OBJECTIVE
In the listing below, locate the lines that hold the string "values". Copy those lines.

DATA TO USE
::::::::::
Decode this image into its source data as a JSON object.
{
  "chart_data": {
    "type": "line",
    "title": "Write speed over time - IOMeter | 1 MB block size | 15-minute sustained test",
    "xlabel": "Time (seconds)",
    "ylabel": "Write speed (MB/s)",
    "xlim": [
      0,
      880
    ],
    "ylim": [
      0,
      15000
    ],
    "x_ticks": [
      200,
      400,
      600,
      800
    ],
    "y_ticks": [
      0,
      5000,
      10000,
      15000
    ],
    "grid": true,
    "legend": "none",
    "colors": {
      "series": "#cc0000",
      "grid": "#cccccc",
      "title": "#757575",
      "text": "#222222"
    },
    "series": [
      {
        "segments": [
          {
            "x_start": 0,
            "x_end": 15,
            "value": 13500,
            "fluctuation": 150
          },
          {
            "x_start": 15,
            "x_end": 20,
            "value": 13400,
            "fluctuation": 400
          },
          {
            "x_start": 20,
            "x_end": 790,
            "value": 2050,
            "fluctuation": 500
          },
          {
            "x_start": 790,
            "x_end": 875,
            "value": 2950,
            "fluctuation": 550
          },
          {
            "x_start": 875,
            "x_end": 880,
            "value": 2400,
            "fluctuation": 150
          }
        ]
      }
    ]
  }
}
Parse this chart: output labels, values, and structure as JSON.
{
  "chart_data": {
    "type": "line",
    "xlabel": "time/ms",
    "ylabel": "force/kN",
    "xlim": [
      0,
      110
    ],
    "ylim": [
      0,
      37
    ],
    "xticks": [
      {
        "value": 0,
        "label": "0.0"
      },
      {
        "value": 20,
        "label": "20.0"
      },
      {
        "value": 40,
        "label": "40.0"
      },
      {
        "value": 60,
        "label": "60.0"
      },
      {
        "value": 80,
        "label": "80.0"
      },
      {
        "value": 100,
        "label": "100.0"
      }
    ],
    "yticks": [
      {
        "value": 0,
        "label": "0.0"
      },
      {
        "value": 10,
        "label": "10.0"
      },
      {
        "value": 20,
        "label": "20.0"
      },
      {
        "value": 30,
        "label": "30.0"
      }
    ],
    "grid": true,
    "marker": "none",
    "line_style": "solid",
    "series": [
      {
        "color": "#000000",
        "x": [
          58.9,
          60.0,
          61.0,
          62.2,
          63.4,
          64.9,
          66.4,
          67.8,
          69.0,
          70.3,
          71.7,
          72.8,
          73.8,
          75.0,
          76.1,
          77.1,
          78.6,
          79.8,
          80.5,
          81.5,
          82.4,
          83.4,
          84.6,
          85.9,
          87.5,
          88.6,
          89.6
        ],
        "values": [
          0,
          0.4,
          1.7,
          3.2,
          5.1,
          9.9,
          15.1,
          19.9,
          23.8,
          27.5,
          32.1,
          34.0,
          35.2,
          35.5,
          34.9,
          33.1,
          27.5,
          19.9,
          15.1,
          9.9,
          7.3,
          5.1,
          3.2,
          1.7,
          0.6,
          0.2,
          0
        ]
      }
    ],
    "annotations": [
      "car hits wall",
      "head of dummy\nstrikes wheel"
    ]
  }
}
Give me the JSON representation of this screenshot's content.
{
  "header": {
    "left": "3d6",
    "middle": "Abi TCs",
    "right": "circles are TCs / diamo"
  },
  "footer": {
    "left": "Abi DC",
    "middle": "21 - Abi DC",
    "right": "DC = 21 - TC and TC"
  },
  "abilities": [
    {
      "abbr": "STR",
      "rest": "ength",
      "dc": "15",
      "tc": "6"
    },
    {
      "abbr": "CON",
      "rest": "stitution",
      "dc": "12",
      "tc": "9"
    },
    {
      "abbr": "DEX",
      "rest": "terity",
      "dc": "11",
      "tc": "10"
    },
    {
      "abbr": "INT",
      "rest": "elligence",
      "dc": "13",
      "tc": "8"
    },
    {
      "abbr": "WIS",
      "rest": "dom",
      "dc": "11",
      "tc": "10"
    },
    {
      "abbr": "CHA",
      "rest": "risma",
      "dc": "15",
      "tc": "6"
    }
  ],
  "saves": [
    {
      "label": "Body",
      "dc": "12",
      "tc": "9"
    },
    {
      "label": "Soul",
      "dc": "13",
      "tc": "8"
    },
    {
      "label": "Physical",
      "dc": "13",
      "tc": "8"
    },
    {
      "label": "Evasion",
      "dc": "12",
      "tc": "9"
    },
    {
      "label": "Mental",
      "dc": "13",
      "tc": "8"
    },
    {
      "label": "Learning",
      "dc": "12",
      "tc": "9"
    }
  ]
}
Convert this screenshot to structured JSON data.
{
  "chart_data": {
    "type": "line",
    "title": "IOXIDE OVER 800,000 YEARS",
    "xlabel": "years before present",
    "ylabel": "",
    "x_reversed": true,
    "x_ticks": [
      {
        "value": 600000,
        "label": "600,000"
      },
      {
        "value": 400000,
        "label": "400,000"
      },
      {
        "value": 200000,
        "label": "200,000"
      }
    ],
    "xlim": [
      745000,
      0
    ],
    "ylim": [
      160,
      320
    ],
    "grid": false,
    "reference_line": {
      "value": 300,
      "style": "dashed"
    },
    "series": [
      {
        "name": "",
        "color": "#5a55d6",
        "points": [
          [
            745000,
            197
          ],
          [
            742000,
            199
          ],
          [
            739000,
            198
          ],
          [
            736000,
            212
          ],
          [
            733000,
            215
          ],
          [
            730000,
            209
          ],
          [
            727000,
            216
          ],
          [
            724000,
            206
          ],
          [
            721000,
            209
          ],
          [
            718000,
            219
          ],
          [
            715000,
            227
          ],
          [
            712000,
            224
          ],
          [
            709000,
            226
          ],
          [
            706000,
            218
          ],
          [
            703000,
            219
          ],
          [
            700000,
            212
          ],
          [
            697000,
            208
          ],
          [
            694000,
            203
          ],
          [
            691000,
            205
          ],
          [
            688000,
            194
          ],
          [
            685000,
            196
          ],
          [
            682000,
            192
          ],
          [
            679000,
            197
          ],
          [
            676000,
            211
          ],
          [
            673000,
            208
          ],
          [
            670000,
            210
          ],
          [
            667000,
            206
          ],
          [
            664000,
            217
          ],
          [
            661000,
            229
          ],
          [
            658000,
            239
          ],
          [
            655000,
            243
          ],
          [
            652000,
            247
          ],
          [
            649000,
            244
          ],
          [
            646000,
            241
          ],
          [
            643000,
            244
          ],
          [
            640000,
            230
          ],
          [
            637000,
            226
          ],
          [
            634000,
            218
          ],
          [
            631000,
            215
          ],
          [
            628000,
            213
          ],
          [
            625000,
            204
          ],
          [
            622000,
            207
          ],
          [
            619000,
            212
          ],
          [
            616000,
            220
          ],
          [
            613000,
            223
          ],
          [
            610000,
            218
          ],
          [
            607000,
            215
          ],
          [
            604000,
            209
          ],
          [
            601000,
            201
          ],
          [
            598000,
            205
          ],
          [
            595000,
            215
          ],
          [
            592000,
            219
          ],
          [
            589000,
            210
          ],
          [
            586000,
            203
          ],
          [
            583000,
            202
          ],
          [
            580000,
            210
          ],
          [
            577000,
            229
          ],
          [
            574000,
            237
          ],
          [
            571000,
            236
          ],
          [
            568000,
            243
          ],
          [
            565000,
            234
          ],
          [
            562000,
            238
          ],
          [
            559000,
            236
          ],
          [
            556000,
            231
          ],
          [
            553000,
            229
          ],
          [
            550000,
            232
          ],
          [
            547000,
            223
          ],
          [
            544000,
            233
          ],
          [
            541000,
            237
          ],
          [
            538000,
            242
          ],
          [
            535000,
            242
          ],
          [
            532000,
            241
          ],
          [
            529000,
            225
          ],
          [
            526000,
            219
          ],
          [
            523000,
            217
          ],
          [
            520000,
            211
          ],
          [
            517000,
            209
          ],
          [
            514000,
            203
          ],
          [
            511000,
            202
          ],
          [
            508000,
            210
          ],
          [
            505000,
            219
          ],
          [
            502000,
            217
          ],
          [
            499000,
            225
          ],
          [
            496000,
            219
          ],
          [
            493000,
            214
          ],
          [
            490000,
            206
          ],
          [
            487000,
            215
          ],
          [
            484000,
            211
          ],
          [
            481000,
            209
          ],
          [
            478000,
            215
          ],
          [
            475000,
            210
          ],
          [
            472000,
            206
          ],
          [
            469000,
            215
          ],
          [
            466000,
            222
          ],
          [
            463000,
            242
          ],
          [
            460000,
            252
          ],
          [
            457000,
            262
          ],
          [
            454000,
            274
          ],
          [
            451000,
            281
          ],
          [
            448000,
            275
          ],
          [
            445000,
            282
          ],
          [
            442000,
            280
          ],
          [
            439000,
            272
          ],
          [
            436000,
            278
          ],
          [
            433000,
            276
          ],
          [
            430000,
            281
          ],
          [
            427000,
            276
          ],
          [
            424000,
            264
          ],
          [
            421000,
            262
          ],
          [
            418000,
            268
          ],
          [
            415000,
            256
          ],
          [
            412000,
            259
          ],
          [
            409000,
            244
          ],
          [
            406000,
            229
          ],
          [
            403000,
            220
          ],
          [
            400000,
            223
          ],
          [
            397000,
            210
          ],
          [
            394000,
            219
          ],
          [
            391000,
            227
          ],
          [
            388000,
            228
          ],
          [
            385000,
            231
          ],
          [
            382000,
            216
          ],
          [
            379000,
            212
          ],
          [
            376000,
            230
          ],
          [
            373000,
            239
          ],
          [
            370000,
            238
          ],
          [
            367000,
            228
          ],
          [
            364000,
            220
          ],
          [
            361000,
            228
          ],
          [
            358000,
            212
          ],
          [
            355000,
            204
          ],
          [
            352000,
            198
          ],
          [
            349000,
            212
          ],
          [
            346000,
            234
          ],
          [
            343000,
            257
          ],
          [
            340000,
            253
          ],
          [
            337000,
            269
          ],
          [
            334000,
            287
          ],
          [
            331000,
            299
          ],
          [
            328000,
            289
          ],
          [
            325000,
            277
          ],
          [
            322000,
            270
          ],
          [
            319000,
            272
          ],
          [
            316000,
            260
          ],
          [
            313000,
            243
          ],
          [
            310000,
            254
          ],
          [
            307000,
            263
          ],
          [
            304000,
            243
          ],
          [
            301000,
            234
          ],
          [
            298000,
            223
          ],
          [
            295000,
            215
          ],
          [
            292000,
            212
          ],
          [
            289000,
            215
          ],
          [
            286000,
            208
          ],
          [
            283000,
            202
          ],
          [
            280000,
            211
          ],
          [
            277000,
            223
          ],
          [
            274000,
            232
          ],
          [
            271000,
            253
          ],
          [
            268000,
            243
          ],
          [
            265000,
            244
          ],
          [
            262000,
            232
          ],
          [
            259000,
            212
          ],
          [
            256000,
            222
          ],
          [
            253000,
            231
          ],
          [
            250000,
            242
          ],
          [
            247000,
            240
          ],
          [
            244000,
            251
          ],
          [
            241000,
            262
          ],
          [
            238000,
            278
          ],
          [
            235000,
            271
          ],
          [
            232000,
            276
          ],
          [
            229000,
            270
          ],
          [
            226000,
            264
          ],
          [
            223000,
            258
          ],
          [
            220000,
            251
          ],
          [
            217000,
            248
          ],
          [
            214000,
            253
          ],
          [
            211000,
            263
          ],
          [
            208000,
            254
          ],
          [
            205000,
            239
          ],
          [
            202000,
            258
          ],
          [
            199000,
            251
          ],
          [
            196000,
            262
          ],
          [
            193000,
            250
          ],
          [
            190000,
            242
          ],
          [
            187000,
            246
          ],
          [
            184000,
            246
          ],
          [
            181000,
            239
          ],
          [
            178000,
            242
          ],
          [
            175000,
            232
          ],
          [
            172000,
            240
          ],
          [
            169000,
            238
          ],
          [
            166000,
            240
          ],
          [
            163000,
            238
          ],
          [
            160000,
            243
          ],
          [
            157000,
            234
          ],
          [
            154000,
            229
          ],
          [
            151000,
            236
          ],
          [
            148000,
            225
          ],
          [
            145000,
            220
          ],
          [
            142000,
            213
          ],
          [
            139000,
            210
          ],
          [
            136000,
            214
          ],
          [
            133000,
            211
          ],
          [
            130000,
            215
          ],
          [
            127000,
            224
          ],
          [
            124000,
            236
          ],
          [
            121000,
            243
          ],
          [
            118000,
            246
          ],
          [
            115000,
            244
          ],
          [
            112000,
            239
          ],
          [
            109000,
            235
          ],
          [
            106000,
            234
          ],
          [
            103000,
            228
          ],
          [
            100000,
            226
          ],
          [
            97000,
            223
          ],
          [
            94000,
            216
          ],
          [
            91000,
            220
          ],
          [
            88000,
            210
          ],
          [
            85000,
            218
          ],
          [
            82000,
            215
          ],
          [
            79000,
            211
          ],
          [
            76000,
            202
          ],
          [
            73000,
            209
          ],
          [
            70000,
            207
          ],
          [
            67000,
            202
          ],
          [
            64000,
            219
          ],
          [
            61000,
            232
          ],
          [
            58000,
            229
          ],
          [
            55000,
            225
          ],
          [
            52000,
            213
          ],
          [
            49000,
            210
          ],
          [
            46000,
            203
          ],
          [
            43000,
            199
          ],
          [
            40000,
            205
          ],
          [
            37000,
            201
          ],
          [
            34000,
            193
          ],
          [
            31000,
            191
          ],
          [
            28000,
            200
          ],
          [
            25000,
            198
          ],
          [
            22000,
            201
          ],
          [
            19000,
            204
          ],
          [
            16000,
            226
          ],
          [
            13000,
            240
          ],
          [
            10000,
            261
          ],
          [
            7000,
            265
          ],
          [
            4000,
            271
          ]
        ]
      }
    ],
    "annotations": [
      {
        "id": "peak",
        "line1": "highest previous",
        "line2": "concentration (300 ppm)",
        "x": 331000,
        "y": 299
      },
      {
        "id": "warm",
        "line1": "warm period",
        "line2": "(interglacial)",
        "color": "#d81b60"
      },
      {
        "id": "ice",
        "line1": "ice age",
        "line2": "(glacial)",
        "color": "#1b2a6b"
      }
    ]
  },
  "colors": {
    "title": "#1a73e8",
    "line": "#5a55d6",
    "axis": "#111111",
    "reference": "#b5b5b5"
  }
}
::::::::::
SOLUTION FOR THIS PROBLEM
Parse this chart: output labels, values, and structure as JSON.
        "values": [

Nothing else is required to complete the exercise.